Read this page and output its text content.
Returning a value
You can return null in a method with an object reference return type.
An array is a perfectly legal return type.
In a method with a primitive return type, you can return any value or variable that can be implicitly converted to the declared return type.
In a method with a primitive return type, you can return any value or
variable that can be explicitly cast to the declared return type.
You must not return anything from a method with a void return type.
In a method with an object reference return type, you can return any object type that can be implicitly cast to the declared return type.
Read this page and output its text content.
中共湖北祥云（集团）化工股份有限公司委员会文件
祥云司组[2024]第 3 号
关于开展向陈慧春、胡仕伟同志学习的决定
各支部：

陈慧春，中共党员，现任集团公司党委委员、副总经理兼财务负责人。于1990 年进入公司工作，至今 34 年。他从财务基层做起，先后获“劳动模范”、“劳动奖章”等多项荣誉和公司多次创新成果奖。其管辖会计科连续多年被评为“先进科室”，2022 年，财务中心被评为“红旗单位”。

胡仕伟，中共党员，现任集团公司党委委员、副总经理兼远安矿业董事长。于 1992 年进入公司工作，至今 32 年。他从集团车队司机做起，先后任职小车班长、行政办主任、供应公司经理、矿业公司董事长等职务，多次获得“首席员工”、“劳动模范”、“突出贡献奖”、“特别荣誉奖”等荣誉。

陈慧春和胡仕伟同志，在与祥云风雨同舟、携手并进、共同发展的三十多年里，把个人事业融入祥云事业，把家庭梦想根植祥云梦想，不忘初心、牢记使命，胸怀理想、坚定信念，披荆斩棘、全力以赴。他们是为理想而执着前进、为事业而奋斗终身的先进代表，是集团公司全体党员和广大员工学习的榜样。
- - -
Look for the word "object" in every line of the listing and copy the lines that have it.

Full response:
You can return null in a method with an object reference return type.
In a method with an object reference return type, you can return any object type that can be implicitly cast to the declared return type.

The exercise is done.